→ The exercise
Scan the material that follows. Copy every line containing the word "Session".

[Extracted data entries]
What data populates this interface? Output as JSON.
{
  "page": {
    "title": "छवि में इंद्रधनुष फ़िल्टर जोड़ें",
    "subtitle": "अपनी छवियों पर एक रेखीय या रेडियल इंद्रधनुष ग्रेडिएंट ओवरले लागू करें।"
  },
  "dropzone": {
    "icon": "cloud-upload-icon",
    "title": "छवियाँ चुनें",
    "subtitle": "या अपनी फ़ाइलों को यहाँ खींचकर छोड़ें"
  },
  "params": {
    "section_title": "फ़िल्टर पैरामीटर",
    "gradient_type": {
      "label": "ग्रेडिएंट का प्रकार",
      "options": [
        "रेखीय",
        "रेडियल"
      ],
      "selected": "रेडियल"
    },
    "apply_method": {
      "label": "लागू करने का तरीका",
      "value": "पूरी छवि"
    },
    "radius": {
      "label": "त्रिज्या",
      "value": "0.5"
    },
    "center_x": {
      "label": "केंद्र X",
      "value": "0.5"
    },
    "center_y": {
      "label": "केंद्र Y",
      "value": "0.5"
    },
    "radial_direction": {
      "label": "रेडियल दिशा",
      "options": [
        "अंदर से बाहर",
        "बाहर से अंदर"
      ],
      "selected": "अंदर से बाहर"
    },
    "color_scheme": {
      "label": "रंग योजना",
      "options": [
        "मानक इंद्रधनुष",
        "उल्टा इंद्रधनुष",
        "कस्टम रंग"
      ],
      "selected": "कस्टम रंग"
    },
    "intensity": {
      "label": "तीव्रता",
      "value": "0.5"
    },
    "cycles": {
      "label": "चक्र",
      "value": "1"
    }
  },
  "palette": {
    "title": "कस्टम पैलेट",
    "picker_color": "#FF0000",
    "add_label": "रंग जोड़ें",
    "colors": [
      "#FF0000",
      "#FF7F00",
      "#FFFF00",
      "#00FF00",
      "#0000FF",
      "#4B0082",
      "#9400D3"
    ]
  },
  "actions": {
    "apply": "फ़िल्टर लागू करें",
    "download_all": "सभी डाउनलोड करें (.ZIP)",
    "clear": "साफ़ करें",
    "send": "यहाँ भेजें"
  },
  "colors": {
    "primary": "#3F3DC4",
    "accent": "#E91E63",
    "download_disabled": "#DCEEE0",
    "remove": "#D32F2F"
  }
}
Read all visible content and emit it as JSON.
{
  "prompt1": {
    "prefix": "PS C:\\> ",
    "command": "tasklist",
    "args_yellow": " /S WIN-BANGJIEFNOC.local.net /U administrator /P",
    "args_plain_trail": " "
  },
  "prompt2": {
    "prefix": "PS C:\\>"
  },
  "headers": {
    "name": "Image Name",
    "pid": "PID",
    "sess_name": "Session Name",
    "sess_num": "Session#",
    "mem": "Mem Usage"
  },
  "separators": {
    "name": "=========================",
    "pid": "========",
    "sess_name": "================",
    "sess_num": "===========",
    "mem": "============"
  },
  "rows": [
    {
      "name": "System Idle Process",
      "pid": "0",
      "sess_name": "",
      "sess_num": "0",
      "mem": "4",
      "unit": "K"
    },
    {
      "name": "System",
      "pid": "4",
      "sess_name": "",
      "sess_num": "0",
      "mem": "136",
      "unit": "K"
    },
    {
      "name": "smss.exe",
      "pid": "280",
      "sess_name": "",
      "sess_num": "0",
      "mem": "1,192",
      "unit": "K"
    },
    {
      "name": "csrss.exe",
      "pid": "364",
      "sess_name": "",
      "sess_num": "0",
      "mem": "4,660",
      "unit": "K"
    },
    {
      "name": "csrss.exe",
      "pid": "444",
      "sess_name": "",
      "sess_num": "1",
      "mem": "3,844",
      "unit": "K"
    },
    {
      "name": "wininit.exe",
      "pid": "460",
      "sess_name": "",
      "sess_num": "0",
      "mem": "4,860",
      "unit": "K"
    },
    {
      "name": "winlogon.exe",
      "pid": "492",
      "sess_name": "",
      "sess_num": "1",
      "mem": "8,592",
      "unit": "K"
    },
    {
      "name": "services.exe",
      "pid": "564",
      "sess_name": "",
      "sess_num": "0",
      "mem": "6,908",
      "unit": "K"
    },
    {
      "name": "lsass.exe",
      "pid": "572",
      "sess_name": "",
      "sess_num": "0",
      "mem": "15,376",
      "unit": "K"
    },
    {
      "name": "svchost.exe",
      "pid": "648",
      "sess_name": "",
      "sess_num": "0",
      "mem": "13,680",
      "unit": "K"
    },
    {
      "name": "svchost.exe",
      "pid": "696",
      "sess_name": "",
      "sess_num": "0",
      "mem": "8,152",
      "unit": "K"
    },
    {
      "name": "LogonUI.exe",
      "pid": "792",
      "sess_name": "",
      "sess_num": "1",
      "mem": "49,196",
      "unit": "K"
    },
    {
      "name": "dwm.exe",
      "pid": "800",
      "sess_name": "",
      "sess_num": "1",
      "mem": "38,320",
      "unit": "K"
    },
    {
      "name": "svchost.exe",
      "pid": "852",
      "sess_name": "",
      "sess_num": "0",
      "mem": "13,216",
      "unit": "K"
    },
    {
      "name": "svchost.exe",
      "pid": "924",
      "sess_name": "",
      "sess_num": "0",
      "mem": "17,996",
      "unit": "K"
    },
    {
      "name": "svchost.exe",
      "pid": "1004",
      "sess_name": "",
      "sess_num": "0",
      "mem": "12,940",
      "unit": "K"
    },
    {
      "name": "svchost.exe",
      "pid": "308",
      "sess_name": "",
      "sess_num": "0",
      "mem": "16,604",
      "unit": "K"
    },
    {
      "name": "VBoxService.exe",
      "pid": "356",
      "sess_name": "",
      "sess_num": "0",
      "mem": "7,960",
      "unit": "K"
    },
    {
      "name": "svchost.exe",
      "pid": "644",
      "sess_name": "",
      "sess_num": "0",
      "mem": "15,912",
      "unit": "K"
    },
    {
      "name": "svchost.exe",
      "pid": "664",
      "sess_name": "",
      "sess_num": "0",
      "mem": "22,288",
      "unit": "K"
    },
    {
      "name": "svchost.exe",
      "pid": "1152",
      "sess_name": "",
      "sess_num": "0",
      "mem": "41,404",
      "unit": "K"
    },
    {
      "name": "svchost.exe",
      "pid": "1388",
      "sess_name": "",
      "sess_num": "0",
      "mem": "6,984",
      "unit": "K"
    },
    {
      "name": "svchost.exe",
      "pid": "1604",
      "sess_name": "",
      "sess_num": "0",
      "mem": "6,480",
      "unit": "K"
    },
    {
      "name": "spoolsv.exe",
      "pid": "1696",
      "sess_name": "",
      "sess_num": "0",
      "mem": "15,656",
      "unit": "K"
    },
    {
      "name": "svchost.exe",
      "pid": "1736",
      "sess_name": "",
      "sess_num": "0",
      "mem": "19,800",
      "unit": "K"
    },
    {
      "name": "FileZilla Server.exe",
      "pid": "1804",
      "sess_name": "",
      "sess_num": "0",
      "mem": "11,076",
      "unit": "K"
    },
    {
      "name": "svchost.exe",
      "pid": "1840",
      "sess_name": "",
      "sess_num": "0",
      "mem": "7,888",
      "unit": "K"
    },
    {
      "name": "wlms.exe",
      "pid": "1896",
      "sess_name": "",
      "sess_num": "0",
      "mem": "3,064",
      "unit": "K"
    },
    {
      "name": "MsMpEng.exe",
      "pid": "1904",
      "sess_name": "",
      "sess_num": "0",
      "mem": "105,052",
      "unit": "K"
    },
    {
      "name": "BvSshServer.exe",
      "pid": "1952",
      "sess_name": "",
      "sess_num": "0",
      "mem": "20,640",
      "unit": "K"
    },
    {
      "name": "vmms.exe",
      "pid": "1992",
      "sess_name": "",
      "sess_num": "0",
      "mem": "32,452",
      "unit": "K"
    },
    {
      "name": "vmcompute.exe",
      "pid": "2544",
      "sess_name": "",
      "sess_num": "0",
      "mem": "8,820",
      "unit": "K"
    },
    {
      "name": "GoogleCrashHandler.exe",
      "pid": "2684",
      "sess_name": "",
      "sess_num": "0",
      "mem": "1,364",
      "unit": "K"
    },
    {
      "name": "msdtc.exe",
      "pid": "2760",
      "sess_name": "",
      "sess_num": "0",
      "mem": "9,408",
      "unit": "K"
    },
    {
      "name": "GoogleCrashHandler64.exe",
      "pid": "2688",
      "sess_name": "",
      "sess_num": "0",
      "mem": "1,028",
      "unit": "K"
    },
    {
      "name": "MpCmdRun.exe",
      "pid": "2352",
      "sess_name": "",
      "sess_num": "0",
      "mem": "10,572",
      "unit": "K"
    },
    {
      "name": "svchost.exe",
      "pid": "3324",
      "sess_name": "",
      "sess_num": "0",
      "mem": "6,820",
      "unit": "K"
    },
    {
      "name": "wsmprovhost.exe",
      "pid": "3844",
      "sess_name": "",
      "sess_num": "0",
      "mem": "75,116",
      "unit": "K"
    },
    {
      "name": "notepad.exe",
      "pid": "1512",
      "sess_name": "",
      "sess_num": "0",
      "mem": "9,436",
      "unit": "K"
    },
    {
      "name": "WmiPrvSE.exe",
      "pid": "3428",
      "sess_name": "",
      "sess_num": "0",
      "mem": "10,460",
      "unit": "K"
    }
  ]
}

→ Response to the exercise
    "sess_name": "Session Name",
    "sess_num": "Session#",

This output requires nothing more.